start
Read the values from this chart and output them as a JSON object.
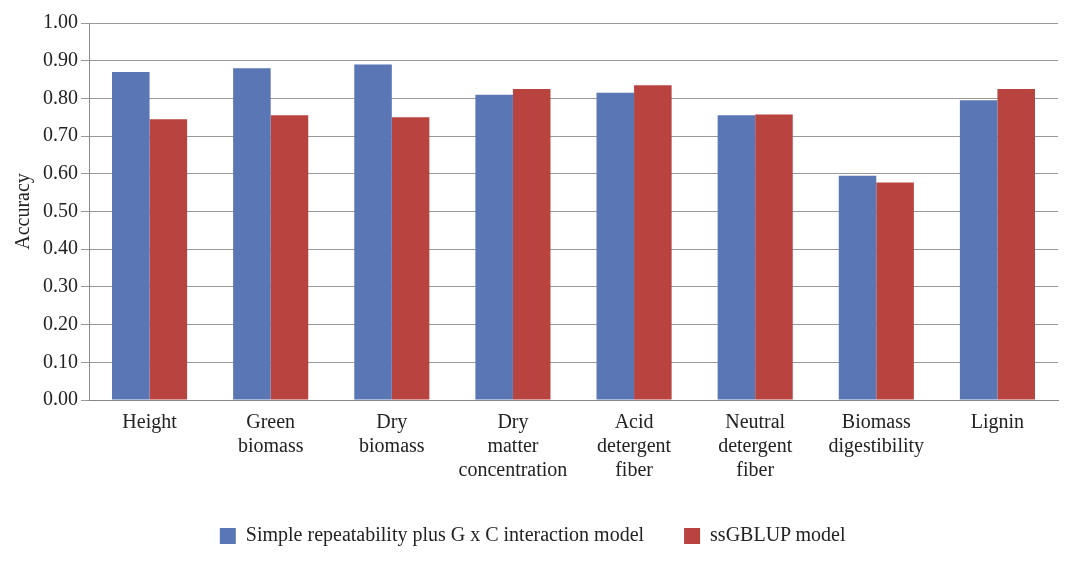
{
  "chart_data": {
    "type": "bar",
    "ylabel": "Accuracy",
    "categories": [
      "Height",
      "Green biomass",
      "Dry biomass",
      "Dry matter concentration",
      "Acid detergent fiber",
      "Neutral detergent fiber",
      "Biomass digestibility",
      "Lignin"
    ],
    "series": [
      {
        "name": "Simple repeatability plus G x C interaction model",
        "color": "#5b76b4",
        "values": [
          0.87,
          0.88,
          0.89,
          0.81,
          0.815,
          0.755,
          0.595,
          0.795
        ]
      },
      {
        "name": "ssGBLUP model",
        "color": "#b8433f",
        "values": [
          0.745,
          0.755,
          0.75,
          0.825,
          0.835,
          0.757,
          0.577,
          0.825
        ]
      }
    ],
    "ylim": [
      0,
      1
    ],
    "yticks": [
      {
        "value": 0,
        "label": "0.00"
      },
      {
        "value": 0.1,
        "label": "0.10"
      },
      {
        "value": 0.2,
        "label": "0.20"
      },
      {
        "value": 0.3,
        "label": "0.30"
      },
      {
        "value": 0.4,
        "label": "0.40"
      },
      {
        "value": 0.5,
        "label": "0.50"
      },
      {
        "value": 0.6,
        "label": "0.60"
      },
      {
        "value": 0.7,
        "label": "0.70"
      },
      {
        "value": 0.8,
        "label": "0.80"
      },
      {
        "value": 0.9,
        "label": "0.90"
      },
      {
        "value": 1,
        "label": "1.00"
      }
    ],
    "grid": "y",
    "legend": "bottom"
  }
}
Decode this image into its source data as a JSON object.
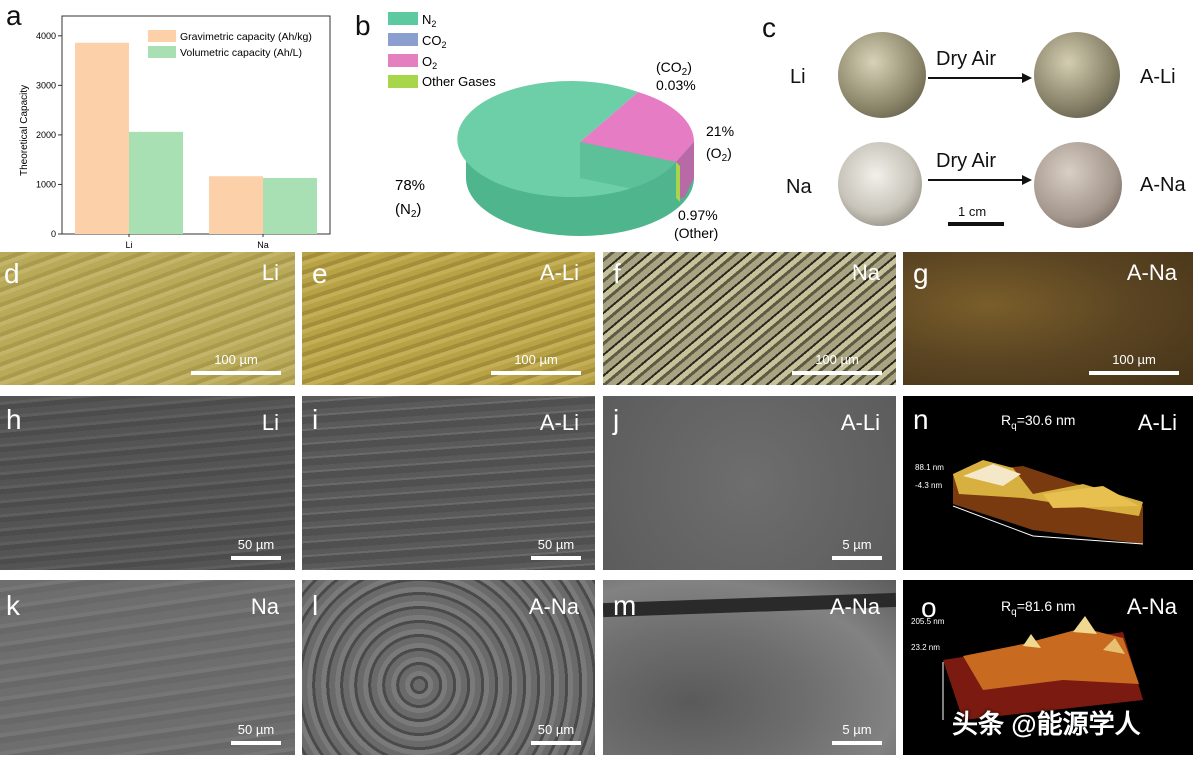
end
Return every line in the listing that contains the word "model".

        "name": "Simple repeatability plus G x C interaction model",
        "name": "ssGBLUP model",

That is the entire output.